### Goal of the exercise
Examine each line of the data. Copy those that contain the string "flat".

##########

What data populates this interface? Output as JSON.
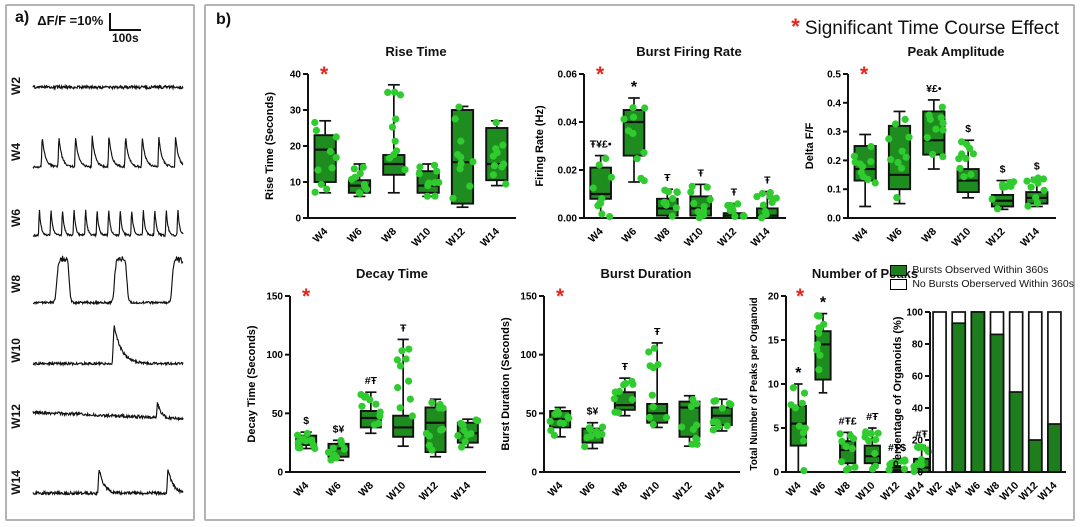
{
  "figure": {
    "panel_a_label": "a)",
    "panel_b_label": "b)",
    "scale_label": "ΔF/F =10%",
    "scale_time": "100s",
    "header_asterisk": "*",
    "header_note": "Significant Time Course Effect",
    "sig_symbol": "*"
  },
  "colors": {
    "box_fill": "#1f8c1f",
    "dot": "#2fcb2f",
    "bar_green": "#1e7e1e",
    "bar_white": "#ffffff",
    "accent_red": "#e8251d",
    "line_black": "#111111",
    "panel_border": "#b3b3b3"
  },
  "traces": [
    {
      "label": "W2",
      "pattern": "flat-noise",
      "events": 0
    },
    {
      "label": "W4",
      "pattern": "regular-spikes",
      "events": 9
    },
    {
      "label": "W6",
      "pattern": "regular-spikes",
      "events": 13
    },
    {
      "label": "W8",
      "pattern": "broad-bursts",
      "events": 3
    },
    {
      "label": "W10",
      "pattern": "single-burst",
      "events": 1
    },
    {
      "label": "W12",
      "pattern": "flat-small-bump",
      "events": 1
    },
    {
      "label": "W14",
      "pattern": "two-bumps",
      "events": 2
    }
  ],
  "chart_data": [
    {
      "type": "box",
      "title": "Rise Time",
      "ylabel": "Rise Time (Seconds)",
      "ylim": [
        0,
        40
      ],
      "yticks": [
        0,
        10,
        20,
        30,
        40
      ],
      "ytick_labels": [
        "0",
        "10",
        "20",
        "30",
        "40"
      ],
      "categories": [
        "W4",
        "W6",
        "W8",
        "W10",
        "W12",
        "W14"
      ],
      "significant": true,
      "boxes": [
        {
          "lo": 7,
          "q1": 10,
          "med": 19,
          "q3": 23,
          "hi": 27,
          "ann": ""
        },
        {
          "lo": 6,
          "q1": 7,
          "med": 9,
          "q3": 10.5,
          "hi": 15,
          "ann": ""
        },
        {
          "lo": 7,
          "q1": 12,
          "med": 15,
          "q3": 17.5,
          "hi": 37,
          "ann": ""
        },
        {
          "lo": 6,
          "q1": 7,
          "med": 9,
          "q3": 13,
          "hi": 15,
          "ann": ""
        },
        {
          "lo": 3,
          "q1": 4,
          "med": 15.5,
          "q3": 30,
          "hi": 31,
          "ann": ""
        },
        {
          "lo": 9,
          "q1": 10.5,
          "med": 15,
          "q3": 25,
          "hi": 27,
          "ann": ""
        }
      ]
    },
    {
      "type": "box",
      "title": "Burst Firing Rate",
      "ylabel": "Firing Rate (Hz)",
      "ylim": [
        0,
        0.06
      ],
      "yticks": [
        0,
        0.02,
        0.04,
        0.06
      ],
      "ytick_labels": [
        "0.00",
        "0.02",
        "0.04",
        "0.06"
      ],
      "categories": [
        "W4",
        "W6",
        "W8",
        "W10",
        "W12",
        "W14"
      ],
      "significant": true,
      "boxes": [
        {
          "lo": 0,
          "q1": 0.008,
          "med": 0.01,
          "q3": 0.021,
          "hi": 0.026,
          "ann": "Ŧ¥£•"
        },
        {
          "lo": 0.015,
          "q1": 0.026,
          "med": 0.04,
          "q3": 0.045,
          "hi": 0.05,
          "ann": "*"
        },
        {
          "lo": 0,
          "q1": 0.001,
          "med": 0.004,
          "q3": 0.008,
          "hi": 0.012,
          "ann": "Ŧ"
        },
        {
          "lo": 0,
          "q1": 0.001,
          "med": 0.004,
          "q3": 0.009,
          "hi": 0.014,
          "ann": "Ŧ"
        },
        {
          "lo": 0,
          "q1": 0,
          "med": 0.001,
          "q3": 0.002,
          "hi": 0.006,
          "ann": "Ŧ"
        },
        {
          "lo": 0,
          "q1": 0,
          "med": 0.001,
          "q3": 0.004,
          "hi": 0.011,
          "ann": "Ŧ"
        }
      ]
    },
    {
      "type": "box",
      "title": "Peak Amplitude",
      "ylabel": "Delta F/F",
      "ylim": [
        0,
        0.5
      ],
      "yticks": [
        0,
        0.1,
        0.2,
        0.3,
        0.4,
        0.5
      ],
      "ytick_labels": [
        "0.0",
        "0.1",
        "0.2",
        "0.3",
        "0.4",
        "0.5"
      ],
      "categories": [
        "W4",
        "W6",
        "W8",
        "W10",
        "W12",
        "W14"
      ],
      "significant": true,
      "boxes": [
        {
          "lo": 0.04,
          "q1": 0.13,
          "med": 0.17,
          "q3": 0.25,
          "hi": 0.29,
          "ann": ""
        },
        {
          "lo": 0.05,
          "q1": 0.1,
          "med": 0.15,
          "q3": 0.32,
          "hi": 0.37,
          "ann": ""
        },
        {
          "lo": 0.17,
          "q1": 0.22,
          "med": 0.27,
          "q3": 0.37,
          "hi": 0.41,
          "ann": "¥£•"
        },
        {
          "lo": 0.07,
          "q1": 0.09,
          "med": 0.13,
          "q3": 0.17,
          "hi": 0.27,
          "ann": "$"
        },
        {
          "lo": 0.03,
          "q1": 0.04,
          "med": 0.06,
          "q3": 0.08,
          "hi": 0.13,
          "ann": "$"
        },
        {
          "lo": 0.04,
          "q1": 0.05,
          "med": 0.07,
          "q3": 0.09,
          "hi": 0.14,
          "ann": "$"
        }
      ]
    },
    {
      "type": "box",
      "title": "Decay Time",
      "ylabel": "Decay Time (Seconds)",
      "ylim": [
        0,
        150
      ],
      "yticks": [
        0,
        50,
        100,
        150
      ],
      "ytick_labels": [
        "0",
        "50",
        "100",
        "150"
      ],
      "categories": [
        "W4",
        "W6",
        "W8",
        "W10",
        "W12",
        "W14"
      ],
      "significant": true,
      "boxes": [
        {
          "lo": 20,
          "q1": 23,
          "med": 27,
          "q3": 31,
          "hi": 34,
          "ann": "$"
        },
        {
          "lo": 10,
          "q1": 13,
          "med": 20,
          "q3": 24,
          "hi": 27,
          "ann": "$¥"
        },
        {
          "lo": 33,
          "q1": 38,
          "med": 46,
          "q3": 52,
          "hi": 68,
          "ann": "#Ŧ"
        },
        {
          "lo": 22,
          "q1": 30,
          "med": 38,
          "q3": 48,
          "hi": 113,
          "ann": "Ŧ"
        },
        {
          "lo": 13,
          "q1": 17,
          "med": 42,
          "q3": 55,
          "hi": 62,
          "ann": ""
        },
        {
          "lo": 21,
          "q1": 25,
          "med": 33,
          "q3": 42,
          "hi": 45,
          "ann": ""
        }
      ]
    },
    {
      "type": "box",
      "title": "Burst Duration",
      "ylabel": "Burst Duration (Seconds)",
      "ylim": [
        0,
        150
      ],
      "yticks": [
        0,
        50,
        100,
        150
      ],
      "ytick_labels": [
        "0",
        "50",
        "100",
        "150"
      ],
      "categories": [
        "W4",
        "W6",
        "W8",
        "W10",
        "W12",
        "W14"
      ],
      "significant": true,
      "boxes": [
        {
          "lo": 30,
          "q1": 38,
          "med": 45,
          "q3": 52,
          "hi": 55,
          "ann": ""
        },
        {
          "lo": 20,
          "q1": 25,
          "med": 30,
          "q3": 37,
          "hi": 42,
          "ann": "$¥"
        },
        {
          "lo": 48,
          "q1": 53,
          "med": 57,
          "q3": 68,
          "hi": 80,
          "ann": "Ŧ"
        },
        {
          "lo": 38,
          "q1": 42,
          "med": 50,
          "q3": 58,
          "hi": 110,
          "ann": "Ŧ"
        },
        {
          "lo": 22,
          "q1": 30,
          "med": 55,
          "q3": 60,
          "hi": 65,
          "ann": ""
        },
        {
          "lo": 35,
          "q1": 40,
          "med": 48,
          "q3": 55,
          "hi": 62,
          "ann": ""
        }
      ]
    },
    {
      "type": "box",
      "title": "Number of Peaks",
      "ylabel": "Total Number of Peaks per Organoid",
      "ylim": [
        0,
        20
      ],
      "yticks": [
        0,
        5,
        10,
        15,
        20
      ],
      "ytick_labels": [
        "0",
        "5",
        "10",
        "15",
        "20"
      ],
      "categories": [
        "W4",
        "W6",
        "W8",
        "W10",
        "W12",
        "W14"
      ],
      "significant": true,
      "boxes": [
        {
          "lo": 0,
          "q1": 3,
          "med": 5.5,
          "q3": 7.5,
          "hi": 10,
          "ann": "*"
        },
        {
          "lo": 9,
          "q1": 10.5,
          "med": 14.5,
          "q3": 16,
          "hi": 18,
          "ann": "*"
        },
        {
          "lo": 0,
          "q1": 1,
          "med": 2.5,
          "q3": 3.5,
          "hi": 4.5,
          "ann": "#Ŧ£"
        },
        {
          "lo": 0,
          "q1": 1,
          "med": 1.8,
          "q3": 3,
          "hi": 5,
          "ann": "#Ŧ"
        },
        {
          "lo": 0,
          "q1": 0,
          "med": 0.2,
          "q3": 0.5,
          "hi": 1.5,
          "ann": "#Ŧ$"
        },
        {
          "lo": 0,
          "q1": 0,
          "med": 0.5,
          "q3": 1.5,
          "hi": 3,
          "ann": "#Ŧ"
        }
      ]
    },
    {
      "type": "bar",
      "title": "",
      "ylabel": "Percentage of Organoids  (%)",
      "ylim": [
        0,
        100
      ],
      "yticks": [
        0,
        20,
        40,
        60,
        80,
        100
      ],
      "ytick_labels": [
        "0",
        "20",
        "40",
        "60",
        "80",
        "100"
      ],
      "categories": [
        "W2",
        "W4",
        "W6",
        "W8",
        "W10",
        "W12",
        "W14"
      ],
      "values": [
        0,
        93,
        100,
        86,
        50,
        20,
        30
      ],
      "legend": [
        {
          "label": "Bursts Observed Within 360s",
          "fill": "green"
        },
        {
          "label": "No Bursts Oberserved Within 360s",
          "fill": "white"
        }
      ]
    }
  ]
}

##########

### Solution to this exercise
      "pattern": "flat-noise",
      "pattern": "flat-small-bump",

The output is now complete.